Stored dataset items
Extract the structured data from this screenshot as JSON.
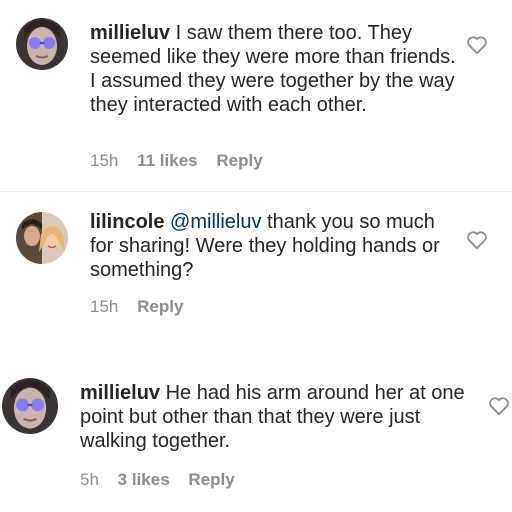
{
  "comments": [
    {
      "username": "millieluv",
      "mention": "",
      "text": "I saw them there too. They seemed like they were more than friends. I assumed they were together by the way they interacted with each other.",
      "time": "15h",
      "likes": "11 likes",
      "reply": "Reply",
      "avatar_icon": "user-avatar-purple-glasses",
      "heart_icon": "heart-outline-icon"
    },
    {
      "username": "lilincole",
      "mention": "@millieluv",
      "text": "thank you so much for sharing! Were they holding hands or something?",
      "time": "15h",
      "likes": "",
      "reply": "Reply",
      "avatar_icon": "user-avatar-two-people",
      "heart_icon": "heart-outline-icon"
    },
    {
      "username": "millieluv",
      "mention": "",
      "text": "He had his arm around her at one point but other than that they were just walking together.",
      "time": "5h",
      "likes": "3 likes",
      "reply": "Reply",
      "avatar_icon": "user-avatar-purple-glasses",
      "heart_icon": "heart-outline-icon"
    }
  ],
  "colors": {
    "text": "#262626",
    "meta": "#8e8e8e",
    "mention": "#003569",
    "divider": "#efefef"
  }
}
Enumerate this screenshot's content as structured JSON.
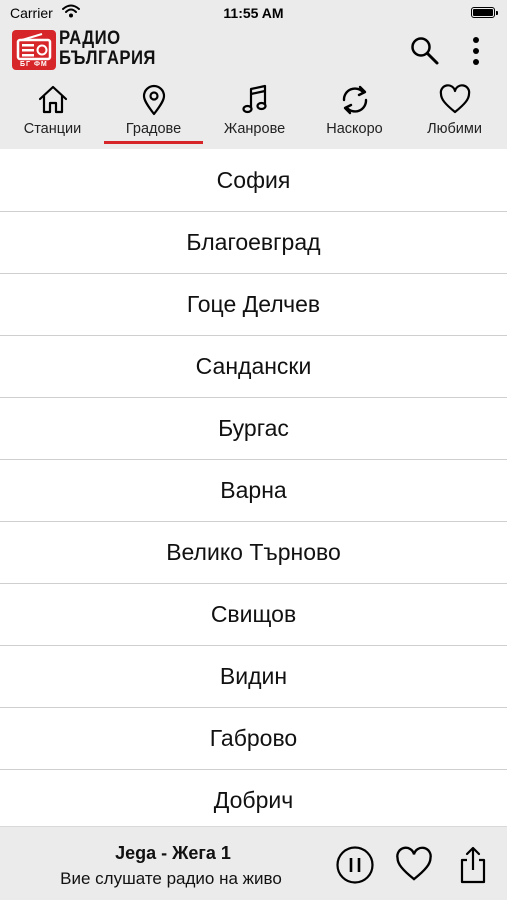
{
  "status_bar": {
    "carrier": "Carrier",
    "time": "11:55 AM",
    "battery_level": 1.0
  },
  "header": {
    "logo_line1": "РАДИО",
    "logo_line2": "БЪЛГАРИЯ",
    "logo_badge": "БГ ФМ",
    "brand_color": "#d7262a",
    "search_icon": "search-icon",
    "more_icon": "more-vertical-icon"
  },
  "tabs": [
    {
      "label": "Станции",
      "icon": "home-icon",
      "selected": false
    },
    {
      "label": "Градове",
      "icon": "location-pin-icon",
      "selected": true
    },
    {
      "label": "Жанрове",
      "icon": "music-note-icon",
      "selected": false
    },
    {
      "label": "Наскоро",
      "icon": "refresh-icon",
      "selected": false
    },
    {
      "label": "Любими",
      "icon": "heart-icon",
      "selected": false
    }
  ],
  "cities": [
    "София",
    "Благоевград",
    "Гоце Делчев",
    "Сандански",
    "Бургас",
    "Варна",
    "Велико Търново",
    "Свищов",
    "Видин",
    "Габрово",
    "Добрич"
  ],
  "player": {
    "now_playing": "Jega - Жега 1",
    "subtitle": "Вие слушате радио на живо",
    "pause_icon": "pause-circle-icon",
    "favorite_icon": "heart-icon",
    "share_icon": "share-icon"
  }
}
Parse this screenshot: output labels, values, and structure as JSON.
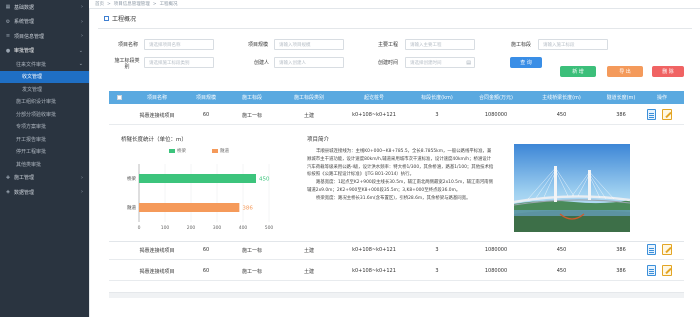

Short exercise =>
Check each line in the records for the word "mention" and say how many have it, with nothing else.

Problem solution =>
4